Lines of data
※ ※ ※

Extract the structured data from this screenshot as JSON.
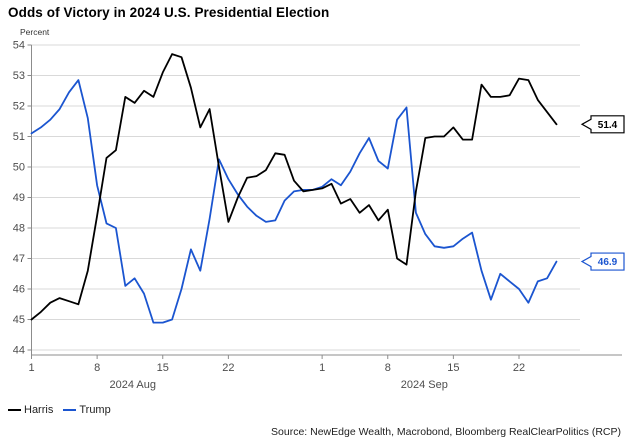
{
  "title": "Odds of Victory in 2024 U.S. Presidential Election",
  "y_axis_title": "Percent",
  "source": "Source: NewEdge Wealth, Macrobond, Bloomberg RealClearPolitics (RCP)",
  "legend": {
    "items": [
      {
        "label": "Harris",
        "color": "#000000"
      },
      {
        "label": "Trump",
        "color": "#1b55d0"
      }
    ]
  },
  "colors": {
    "harris": "#000000",
    "trump": "#1b55d0",
    "gridline": "#d9d9d9",
    "axis": "#8c8c8c",
    "tick_label": "#4d4d4d"
  },
  "end_value_labels": [
    {
      "series": "Harris",
      "value": "51.4",
      "color": "#000000"
    },
    {
      "series": "Trump",
      "value": "46.9",
      "color": "#1b55d0"
    }
  ],
  "chart_data": {
    "type": "line",
    "title": "Odds of Victory in 2024 U.S. Presidential Election",
    "xlabel": "",
    "ylabel": "Percent",
    "ylim": [
      44,
      54
    ],
    "y_ticks": [
      54,
      53,
      52,
      51,
      50,
      49,
      48,
      47,
      46,
      45,
      44
    ],
    "grid": "horizontal",
    "legend_position": "bottom-left",
    "x_start_date": "2024-08-01",
    "x_end_date": "2024-09-26",
    "x_ticks": [
      {
        "day": 0,
        "label": "1"
      },
      {
        "day": 7,
        "label": "8"
      },
      {
        "day": 14,
        "label": "15"
      },
      {
        "day": 21,
        "label": "22"
      },
      {
        "day": 31,
        "label": "1"
      },
      {
        "day": 38,
        "label": "8"
      },
      {
        "day": 45,
        "label": "15"
      },
      {
        "day": 52,
        "label": "22"
      }
    ],
    "month_labels": [
      {
        "label": "2024 Aug",
        "day": 10.8
      },
      {
        "label": "2024 Sep",
        "day": 41.9
      }
    ],
    "series": [
      {
        "name": "Trump",
        "color": "#1b55d0",
        "end_label": "46.9",
        "values": [
          51.1,
          51.3,
          51.55,
          51.9,
          52.45,
          52.85,
          51.6,
          49.4,
          48.15,
          48.0,
          46.1,
          46.35,
          45.85,
          44.9,
          44.9,
          45.0,
          46.0,
          47.3,
          46.6,
          48.3,
          50.25,
          49.6,
          49.1,
          48.7,
          48.4,
          48.2,
          48.25,
          48.9,
          49.2,
          49.25,
          49.25,
          49.35,
          49.6,
          49.4,
          49.85,
          50.45,
          50.95,
          50.2,
          49.95,
          51.55,
          51.95,
          48.5,
          47.8,
          47.4,
          47.35,
          47.4,
          47.65,
          47.85,
          46.6,
          45.65,
          46.5,
          46.25,
          46.0,
          45.55,
          46.25,
          46.35,
          46.9
        ]
      },
      {
        "name": "Harris",
        "color": "#000000",
        "end_label": "51.4",
        "values": [
          45.0,
          45.25,
          45.55,
          45.7,
          45.6,
          45.5,
          46.6,
          48.4,
          50.3,
          50.55,
          52.3,
          52.1,
          52.5,
          52.3,
          53.1,
          53.7,
          53.6,
          52.6,
          51.3,
          51.9,
          50.0,
          48.2,
          49.0,
          49.65,
          49.7,
          49.9,
          50.45,
          50.4,
          49.55,
          49.2,
          49.25,
          49.3,
          49.45,
          48.8,
          48.95,
          48.5,
          48.75,
          48.25,
          48.6,
          47.0,
          46.8,
          49.2,
          50.95,
          51.0,
          51.0,
          51.3,
          50.9,
          50.9,
          52.7,
          52.3,
          52.3,
          52.35,
          52.9,
          52.85,
          52.2,
          51.8,
          51.4
        ]
      }
    ]
  }
}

※ ※ ※

**EXERCISE PROMPT**
Copy each line above precisely, dropping the pictures.

**TASK RESULT**
Extract the structured data from this screenshot as JSON.
{
  "title": "Odds of Victory in 2024 U.S. Presidential Election",
  "y_axis_title": "Percent",
  "source": "Source: NewEdge Wealth, Macrobond, Bloomberg RealClearPolitics (RCP)",
  "legend": {
    "items": [
      {
        "label": "Harris",
        "color": "#000000"
      },
      {
        "label": "Trump",
        "color": "#1b55d0"
      }
    ]
  },
  "colors": {
    "harris": "#000000",
    "trump": "#1b55d0",
    "gridline": "#d9d9d9",
    "axis": "#8c8c8c",
    "tick_label": "#4d4d4d"
  },
  "end_value_labels": [
    {
      "series": "Harris",
      "value": "51.4",
      "color": "#000000"
    },
    {
      "series": "Trump",
      "value": "46.9",
      "color": "#1b55d0"
    }
  ],
  "chart_data": {
    "type": "line",
    "title": "Odds of Victory in 2024 U.S. Presidential Election",
    "xlabel": "",
    "ylabel": "Percent",
    "ylim": [
      44,
      54
    ],
    "y_ticks": [
      54,
      53,
      52,
      51,
      50,
      49,
      48,
      47,
      46,
      45,
      44
    ],
    "grid": "horizontal",
    "legend_position": "bottom-left",
    "x_start_date": "2024-08-01",
    "x_end_date": "2024-09-26",
    "x_ticks": [
      {
        "day": 0,
        "label": "1"
      },
      {
        "day": 7,
        "label": "8"
      },
      {
        "day": 14,
        "label": "15"
      },
      {
        "day": 21,
        "label": "22"
      },
      {
        "day": 31,
        "label": "1"
      },
      {
        "day": 38,
        "label": "8"
      },
      {
        "day": 45,
        "label": "15"
      },
      {
        "day": 52,
        "label": "22"
      }
    ],
    "month_labels": [
      {
        "label": "2024 Aug",
        "day": 10.8
      },
      {
        "label": "2024 Sep",
        "day": 41.9
      }
    ],
    "series": [
      {
        "name": "Trump",
        "color": "#1b55d0",
        "end_label": "46.9",
        "values": [
          51.1,
          51.3,
          51.55,
          51.9,
          52.45,
          52.85,
          51.6,
          49.4,
          48.15,
          48.0,
          46.1,
          46.35,
          45.85,
          44.9,
          44.9,
          45.0,
          46.0,
          47.3,
          46.6,
          48.3,
          50.25,
          49.6,
          49.1,
          48.7,
          48.4,
          48.2,
          48.25,
          48.9,
          49.2,
          49.25,
          49.25,
          49.35,
          49.6,
          49.4,
          49.85,
          50.45,
          50.95,
          50.2,
          49.95,
          51.55,
          51.95,
          48.5,
          47.8,
          47.4,
          47.35,
          47.4,
          47.65,
          47.85,
          46.6,
          45.65,
          46.5,
          46.25,
          46.0,
          45.55,
          46.25,
          46.35,
          46.9
        ]
      },
      {
        "name": "Harris",
        "color": "#000000",
        "end_label": "51.4",
        "values": [
          45.0,
          45.25,
          45.55,
          45.7,
          45.6,
          45.5,
          46.6,
          48.4,
          50.3,
          50.55,
          52.3,
          52.1,
          52.5,
          52.3,
          53.1,
          53.7,
          53.6,
          52.6,
          51.3,
          51.9,
          50.0,
          48.2,
          49.0,
          49.65,
          49.7,
          49.9,
          50.45,
          50.4,
          49.55,
          49.2,
          49.25,
          49.3,
          49.45,
          48.8,
          48.95,
          48.5,
          48.75,
          48.25,
          48.6,
          47.0,
          46.8,
          49.2,
          50.95,
          51.0,
          51.0,
          51.3,
          50.9,
          50.9,
          52.7,
          52.3,
          52.3,
          52.35,
          52.9,
          52.85,
          52.2,
          51.8,
          51.4
        ]
      }
    ]
  }
}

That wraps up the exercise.